* _EXERCISE INSTRUCTIONS_: Extract all lines from the data beneath that include the word "Output".

---------------

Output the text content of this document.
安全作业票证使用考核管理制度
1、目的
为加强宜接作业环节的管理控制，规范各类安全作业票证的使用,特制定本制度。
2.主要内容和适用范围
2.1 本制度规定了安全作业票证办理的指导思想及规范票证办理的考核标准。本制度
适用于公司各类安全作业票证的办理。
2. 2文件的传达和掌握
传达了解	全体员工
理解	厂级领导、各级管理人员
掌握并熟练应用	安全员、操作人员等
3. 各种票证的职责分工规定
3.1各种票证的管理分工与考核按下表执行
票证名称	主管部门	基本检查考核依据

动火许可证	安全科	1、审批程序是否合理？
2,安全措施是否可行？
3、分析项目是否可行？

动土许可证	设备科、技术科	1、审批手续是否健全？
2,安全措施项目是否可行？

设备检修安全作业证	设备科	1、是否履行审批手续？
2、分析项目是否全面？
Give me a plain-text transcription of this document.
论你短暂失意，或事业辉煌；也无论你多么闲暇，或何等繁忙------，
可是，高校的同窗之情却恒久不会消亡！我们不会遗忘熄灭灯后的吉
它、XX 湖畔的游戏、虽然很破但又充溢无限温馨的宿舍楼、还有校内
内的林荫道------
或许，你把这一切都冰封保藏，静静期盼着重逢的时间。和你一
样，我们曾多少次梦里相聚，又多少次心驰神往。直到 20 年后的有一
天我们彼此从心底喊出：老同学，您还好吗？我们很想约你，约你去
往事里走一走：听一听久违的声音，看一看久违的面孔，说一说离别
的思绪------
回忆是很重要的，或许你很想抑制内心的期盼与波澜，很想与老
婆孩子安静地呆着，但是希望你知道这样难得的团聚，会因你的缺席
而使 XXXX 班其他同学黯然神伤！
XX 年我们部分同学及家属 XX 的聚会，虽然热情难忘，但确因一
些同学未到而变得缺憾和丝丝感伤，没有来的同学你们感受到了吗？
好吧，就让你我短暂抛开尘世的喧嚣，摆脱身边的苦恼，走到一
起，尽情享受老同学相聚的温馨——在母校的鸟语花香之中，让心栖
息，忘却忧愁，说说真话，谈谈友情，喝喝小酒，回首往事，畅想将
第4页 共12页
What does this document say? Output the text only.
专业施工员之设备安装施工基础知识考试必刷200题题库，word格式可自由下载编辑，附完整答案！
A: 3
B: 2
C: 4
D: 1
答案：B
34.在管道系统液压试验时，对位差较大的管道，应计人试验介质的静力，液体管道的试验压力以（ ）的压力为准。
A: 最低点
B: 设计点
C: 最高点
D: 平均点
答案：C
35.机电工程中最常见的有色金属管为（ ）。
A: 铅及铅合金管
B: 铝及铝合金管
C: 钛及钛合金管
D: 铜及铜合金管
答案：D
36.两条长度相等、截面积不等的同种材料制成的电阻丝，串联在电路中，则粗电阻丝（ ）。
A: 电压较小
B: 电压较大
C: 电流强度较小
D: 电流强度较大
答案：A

---------------

* _REPLY TO THE TASK_:
Output the text content of this document.
What does this document say? Output the text only.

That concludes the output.